## STATED TASK:
Scan the lines below for the string "GOES" and copy every one that has it.

------ PROVIDED ENTRIES ------

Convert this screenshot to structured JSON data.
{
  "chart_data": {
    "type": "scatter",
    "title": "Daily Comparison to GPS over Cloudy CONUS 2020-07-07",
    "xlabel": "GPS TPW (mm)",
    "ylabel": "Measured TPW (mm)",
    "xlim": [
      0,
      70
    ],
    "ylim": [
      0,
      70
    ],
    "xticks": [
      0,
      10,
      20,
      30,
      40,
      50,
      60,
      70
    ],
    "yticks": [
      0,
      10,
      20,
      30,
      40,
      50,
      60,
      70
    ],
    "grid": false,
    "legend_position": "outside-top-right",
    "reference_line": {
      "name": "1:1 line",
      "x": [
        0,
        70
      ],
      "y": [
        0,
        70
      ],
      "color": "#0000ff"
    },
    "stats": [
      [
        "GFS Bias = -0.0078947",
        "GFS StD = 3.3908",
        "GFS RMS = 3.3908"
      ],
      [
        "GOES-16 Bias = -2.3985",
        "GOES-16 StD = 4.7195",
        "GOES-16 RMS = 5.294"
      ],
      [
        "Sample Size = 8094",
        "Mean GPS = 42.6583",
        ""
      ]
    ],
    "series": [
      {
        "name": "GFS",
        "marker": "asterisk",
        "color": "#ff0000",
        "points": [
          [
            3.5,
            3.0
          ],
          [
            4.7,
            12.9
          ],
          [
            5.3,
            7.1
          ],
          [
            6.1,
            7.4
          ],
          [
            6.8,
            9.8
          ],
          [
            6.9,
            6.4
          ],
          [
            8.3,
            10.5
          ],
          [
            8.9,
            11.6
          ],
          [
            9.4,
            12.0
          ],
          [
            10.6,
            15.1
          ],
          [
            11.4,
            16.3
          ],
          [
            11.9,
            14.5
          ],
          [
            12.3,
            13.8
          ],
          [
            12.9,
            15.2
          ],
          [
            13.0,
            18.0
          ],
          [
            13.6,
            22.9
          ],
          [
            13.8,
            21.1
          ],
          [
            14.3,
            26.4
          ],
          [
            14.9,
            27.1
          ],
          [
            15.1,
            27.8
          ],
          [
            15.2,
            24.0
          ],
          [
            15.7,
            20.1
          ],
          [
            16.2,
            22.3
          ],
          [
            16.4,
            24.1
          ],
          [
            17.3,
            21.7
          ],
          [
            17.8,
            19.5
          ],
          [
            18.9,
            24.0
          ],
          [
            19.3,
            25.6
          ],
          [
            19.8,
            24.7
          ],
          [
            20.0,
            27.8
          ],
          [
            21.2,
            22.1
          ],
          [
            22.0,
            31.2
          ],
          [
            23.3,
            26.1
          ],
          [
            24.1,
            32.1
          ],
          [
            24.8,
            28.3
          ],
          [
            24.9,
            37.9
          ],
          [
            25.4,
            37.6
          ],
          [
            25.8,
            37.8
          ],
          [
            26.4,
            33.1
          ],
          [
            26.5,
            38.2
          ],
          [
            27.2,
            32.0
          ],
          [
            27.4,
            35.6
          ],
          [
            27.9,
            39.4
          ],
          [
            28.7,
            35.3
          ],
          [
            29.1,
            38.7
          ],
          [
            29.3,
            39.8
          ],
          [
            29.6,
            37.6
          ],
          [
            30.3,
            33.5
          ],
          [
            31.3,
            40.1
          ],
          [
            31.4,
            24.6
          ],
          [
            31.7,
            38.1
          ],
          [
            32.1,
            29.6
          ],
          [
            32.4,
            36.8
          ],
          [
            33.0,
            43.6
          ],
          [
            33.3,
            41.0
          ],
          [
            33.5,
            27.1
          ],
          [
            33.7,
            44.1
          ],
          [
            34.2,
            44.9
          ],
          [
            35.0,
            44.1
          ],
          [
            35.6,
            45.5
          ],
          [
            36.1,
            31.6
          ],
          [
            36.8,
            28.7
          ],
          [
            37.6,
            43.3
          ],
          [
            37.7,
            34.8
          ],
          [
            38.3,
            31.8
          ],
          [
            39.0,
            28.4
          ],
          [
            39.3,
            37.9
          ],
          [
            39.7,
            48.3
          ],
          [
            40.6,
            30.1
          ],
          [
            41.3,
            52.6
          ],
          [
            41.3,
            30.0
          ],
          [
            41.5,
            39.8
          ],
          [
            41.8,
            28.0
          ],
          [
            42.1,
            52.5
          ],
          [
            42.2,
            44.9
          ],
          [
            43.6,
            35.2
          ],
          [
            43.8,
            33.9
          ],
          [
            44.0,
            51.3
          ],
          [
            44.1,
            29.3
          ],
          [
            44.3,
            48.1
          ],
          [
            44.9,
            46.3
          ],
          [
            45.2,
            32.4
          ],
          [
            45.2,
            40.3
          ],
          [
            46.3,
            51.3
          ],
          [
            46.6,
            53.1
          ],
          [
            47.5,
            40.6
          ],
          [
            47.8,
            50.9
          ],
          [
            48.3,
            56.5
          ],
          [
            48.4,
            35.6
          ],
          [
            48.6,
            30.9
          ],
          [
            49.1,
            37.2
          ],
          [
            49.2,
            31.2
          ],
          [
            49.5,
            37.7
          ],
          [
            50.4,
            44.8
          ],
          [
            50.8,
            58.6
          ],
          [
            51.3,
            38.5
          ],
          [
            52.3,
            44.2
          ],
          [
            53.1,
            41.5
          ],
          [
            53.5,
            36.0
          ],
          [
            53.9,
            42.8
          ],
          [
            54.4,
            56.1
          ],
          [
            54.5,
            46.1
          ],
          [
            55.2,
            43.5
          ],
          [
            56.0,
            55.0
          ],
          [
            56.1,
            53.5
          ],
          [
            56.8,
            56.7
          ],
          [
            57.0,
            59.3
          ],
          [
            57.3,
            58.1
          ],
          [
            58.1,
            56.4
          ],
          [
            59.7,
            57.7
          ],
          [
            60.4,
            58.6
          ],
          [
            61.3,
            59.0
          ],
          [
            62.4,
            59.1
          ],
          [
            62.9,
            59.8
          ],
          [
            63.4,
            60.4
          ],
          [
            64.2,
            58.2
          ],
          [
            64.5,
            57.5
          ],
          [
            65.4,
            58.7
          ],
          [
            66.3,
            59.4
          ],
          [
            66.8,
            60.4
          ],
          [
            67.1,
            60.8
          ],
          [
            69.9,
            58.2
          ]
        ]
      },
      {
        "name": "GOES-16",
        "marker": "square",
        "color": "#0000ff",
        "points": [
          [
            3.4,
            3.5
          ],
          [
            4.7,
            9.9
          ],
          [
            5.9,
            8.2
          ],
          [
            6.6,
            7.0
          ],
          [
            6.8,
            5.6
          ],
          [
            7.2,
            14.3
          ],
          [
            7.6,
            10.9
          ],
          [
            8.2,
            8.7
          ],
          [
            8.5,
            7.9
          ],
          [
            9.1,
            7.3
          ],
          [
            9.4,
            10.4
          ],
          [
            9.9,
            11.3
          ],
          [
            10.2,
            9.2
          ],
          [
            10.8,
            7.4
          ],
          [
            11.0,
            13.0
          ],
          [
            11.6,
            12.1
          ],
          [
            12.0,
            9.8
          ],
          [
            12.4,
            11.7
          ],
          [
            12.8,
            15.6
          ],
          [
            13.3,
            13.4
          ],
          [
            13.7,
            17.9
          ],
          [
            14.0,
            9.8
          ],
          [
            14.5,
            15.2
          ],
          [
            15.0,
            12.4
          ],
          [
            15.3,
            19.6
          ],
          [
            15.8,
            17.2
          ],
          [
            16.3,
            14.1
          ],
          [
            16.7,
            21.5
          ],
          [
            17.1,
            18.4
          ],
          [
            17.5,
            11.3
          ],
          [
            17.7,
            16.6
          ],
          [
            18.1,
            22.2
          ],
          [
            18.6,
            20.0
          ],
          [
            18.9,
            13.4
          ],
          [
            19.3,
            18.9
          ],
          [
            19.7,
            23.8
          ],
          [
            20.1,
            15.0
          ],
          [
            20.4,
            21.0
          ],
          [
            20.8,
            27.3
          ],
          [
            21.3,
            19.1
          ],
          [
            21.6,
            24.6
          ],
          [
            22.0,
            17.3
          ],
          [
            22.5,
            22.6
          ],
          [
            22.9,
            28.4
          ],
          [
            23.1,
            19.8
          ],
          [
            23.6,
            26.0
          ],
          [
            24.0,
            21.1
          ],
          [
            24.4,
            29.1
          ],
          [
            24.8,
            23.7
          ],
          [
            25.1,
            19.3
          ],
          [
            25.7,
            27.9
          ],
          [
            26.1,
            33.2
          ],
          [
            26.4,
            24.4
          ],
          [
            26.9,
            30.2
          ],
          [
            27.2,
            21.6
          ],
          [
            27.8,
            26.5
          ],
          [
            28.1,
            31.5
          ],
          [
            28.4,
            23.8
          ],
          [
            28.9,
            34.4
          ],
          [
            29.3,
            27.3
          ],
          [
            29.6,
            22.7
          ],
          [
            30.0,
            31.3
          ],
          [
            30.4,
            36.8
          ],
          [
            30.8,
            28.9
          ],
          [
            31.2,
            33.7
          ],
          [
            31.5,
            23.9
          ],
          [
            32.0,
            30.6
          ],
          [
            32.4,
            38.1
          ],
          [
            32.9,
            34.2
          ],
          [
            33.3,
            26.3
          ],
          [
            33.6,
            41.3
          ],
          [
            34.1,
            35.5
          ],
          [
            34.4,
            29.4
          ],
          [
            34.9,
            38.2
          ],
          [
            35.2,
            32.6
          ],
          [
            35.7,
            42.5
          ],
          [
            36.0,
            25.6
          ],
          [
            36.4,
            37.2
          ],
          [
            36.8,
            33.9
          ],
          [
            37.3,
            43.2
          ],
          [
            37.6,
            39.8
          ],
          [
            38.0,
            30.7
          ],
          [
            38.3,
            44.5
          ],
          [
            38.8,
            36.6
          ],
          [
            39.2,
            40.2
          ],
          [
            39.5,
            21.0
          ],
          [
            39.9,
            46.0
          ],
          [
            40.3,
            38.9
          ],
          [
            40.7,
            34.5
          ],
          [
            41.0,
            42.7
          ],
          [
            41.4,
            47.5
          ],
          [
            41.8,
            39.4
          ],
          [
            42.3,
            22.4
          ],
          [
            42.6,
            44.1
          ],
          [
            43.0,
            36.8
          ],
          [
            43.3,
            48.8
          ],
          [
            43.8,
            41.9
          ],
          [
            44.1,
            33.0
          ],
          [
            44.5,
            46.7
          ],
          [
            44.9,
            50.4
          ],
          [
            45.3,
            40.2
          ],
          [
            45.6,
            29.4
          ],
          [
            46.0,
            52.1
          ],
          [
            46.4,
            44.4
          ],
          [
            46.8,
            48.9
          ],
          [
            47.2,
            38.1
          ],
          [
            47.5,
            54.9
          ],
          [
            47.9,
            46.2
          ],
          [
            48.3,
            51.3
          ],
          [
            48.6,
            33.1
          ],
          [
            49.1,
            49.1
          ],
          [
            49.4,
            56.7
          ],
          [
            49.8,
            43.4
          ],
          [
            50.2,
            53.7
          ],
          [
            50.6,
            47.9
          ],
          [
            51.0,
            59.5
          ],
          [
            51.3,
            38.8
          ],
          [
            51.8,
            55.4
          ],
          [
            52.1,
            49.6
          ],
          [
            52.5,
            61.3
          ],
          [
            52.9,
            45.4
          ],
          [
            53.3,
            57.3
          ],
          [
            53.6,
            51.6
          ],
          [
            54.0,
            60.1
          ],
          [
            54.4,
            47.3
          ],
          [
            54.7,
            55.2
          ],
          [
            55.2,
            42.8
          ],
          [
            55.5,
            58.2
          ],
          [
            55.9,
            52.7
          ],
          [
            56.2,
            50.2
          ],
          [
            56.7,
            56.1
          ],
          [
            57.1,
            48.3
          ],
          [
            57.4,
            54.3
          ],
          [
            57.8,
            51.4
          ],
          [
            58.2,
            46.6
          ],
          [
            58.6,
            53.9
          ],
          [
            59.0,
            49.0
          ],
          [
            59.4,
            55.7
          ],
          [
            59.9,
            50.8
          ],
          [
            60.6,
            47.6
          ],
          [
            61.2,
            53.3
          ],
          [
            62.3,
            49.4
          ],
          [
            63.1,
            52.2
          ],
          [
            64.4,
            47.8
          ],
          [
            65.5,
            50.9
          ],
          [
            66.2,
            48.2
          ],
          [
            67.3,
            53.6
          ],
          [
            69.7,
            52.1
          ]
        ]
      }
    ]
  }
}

------

## THE ANSWER:
        "GOES-16 Bias = -2.3985",
        "GOES-16 StD = 4.7195",
        "GOES-16 RMS = 5.294"
        "name": "GOES-16",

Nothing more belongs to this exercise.